+++ Records for the task +++
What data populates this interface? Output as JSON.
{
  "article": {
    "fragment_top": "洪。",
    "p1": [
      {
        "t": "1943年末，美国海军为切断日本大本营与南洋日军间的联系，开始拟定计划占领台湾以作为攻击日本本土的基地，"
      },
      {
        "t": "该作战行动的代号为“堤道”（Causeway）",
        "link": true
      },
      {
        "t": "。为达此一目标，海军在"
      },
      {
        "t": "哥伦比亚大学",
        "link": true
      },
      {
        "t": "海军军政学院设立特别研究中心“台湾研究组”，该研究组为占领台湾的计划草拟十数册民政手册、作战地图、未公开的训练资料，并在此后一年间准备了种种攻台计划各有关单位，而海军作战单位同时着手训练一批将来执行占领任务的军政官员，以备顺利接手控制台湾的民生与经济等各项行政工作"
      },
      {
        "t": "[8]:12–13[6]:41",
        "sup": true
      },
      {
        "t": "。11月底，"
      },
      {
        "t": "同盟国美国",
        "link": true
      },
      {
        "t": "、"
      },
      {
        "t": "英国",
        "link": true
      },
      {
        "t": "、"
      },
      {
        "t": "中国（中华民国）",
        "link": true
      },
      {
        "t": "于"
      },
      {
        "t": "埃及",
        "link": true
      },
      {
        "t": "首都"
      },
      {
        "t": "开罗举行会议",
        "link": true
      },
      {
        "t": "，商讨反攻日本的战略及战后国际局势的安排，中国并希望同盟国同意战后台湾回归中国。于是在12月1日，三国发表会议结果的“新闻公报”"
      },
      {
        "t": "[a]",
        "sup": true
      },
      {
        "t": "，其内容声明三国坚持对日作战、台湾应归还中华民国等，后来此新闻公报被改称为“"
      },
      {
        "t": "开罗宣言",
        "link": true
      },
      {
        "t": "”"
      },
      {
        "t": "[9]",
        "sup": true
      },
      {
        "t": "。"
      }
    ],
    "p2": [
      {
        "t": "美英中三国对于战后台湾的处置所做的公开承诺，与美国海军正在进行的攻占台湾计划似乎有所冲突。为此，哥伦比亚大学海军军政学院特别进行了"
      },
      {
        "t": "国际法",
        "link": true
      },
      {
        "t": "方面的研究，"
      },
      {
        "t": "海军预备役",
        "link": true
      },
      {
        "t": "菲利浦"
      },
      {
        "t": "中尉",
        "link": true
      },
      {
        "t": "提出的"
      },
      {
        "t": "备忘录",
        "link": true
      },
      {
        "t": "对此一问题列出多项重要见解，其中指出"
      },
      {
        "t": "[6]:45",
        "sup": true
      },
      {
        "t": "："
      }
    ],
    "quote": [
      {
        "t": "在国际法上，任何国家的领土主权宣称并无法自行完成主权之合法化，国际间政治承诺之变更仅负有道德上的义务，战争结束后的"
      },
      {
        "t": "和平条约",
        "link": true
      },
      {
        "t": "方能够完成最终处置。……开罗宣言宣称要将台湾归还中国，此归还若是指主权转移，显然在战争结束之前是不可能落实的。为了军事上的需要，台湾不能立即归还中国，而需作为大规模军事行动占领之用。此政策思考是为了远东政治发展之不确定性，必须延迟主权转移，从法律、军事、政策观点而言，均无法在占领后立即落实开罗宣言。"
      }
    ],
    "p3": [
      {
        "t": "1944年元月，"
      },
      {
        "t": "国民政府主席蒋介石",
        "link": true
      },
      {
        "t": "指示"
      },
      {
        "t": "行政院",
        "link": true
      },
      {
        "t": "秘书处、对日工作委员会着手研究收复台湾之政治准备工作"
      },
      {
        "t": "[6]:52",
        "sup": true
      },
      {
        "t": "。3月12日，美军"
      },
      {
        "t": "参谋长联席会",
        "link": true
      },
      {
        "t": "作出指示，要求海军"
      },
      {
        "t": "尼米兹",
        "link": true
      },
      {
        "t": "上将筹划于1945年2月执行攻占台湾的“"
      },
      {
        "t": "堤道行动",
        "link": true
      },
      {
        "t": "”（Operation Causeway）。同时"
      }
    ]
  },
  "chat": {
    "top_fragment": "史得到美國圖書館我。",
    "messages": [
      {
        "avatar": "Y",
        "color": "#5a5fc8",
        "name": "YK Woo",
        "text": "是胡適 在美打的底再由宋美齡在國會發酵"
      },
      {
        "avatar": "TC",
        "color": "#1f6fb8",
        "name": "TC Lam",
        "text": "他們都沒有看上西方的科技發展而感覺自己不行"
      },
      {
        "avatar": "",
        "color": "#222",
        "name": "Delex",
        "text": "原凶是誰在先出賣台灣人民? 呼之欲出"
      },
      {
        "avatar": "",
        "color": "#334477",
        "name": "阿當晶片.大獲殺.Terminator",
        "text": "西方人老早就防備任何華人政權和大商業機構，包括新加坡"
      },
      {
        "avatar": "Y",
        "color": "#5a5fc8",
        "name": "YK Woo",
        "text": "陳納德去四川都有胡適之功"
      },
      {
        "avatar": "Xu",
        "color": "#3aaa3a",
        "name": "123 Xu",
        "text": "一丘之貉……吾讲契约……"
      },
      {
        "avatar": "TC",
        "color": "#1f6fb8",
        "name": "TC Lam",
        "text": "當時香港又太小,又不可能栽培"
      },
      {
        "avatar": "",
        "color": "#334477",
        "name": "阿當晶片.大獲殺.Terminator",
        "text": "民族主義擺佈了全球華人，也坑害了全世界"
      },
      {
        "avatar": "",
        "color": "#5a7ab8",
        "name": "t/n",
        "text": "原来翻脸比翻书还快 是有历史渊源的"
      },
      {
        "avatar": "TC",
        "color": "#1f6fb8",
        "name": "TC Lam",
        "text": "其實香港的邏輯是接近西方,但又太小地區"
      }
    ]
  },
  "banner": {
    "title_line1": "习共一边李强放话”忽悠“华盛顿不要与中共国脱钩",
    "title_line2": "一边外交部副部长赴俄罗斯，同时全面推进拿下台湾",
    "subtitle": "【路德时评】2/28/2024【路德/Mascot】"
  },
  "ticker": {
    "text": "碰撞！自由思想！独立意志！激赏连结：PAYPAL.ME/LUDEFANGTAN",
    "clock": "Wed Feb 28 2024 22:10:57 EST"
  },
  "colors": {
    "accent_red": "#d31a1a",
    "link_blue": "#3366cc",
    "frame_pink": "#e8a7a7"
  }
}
+++
* _Required work_:
Find every line that has "Causeway" in it, then return those lines.

* _Task result_:
        "t": "该作战行动的代号为“堤道”（Causeway）",
        "t": "”（Operation Causeway）。同时"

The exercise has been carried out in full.